--- TRECHO FORNECIDO ---
Aos 24 anos, o jovem Gleison Leite Xucuru, indígena do Povo Xukuru do Ororubá, da Aldeia Cana Brava, começa a ficar famoso. Ele está estrelando a campanha Caminhos da Comida, do WWF-Brasil, através da qual jovens brasileiros compartilham suas jornadas da semente ao prato, como forma de estimular suas comunidades a produzirem o alimento que consomem. O biênio 2018-2020 revelou uma trágica realidade, lembrada pelo WWF-Brasil, que motivou a campanha. É que em quatro brasileiros, um sofreu com a falta de comida, em graus que vão da fome moderada à severa.
A campanha Caminhos da Comida, do WWF-Brasil, foi criada pela Purpose Brasil e fica no ar até o final deste ano. A aldeia a que Gleison pertence está em terra indígena homologada no começo deste século, após décadas de lutas, conflitos e mortes. A aldeia é no município de Pesqueira, na Região Agreste do Estado, a 215 quilômetros do Recife. E Gleison se volta para a produção de alimentos como forma de resistência. Para o povo Xukuru, a agricultura é parte de uma extensa rede de manifestações ancestrais. “Essa relação com a terra é um contato direto com nossa ancestralidade, com nossos encantados. É aí que visamos buscar o contato com a natureza, consultando-a e fazendo as coisas da melhor forma possível. Como produzir alimentos sustentáveis que trarão benefícios para a gente. A natureza é um espaço sagrado e vivo”, explica o jovem.
Em seu roçado e quintal produtivos são produzidos hortaliças, tubérculos e frutas (feijão, milho, mandioca, abacate e banana). Gleison não vive só da agricultura. Ele também tem vida ativa na preservação da cultura do seu povo. E até toca pife no grupo Jetuns e jetuins de Mandaru. Também integra a Comissão de Jovens Multiplicadores e Multiplicadoras da Agroecologia (CJMA Agreste). E atua na experiência da Trilha Saberes, uma trilha ecológica no território Xukuru muito solicitada por turistas.
--- LINHAS LISTADAS ---
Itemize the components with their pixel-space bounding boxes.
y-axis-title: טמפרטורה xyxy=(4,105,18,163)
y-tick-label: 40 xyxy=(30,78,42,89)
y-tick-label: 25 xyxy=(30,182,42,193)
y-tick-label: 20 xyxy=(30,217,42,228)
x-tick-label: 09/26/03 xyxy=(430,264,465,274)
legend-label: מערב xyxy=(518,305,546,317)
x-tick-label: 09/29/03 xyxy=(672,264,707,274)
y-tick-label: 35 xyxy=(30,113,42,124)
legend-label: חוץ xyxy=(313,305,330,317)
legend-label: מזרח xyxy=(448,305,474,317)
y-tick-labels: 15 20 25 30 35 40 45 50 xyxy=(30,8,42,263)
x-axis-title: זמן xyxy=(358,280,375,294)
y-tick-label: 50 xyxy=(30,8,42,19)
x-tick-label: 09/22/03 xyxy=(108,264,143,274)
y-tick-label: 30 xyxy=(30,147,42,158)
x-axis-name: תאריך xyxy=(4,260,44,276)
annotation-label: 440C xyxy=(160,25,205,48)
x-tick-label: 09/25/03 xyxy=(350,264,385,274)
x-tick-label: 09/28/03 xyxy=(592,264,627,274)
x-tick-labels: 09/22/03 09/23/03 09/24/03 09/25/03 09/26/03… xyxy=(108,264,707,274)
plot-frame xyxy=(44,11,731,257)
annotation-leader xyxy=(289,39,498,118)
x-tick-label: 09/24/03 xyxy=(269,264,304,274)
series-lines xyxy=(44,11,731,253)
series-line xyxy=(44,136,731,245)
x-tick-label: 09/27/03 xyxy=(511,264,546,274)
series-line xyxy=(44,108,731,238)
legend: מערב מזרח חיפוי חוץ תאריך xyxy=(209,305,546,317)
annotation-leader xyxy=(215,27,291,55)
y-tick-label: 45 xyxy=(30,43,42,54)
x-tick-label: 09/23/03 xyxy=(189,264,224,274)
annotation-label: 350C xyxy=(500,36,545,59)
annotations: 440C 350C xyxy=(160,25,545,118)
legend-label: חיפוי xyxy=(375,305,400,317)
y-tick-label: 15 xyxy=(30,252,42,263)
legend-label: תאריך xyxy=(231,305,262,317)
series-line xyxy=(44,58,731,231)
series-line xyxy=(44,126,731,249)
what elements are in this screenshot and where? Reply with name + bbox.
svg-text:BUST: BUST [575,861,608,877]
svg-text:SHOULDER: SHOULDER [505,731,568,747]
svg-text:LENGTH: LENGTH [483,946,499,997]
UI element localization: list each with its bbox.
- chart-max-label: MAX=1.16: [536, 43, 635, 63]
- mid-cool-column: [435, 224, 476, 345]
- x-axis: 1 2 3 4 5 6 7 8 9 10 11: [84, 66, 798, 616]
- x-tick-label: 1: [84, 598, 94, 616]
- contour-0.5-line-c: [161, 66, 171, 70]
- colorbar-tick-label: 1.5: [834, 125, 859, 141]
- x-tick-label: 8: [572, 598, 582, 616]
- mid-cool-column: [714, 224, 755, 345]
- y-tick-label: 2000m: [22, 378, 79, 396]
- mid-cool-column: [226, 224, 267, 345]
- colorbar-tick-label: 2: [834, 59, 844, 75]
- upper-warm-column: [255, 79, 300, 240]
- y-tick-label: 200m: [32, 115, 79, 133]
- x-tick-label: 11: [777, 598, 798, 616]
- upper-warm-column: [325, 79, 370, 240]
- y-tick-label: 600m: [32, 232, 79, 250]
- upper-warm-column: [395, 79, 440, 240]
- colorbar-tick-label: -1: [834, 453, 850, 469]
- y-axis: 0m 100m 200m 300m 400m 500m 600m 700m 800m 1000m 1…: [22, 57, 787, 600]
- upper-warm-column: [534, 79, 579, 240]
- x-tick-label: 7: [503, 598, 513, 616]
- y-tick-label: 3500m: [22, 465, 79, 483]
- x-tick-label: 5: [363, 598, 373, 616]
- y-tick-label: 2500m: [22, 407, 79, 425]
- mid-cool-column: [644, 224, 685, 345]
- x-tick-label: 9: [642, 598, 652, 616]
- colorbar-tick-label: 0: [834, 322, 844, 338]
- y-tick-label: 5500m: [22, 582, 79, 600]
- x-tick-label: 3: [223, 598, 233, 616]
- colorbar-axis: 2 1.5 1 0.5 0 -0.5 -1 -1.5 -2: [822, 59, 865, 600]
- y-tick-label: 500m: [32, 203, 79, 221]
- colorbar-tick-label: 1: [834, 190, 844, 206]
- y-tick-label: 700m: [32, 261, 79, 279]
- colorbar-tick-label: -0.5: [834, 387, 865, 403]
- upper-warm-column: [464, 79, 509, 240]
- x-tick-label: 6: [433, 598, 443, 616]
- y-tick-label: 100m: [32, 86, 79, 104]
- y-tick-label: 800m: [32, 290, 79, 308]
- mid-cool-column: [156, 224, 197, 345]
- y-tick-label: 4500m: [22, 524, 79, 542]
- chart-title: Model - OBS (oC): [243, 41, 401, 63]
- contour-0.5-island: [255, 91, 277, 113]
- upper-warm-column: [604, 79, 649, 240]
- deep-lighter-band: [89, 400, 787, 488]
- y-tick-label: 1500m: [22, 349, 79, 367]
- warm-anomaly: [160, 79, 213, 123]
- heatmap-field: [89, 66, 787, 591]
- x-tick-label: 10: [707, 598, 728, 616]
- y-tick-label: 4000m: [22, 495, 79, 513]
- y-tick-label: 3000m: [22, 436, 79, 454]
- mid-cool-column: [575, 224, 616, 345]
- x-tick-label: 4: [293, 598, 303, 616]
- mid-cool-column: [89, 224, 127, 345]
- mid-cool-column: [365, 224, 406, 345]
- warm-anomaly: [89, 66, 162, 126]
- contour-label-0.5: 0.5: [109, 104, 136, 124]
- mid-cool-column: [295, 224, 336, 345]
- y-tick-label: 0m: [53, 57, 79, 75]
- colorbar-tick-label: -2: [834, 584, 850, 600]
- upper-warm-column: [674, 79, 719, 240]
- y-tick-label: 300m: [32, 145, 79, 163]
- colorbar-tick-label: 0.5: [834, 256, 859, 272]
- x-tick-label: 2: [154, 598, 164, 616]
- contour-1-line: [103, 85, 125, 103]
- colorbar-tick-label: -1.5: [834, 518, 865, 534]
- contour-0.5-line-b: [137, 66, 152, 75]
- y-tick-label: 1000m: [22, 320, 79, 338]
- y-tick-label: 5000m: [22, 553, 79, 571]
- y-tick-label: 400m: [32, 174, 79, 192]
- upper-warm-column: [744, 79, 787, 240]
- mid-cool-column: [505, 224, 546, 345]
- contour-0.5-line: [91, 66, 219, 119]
---
#### SUAS TAREFAS
a - Segundo o texto sobre Gleison Xucuru, a quantos quilômetros do Recife fica a aldeia dele?
b - Reproduza o trecho do texto sobre Gleison Xucuru de "Em seu roçado" a "solicitada por turistas.".

#### OS RESULTADOS
a - A 215 quilômetros do Recife.

b -
Em seu roçado e quintal produtivos são produzidos hortaliças, tubérculos e frutas (feijão, milho, mandioca, abacate e banana). Gleison não vive só da agricultura. Ele também tem vida ativa na preservação da cultura do seu povo. E até toca pife no grupo Jetuns e jetuins de Mandaru. Também integra a Comissão de Jovens Multiplicadores e Multiplicadoras da Agroecologia (CJMA Agreste). E atua na experiência da Trilha Saberes, uma trilha ecológica no território Xukuru muito solicitada por turistas.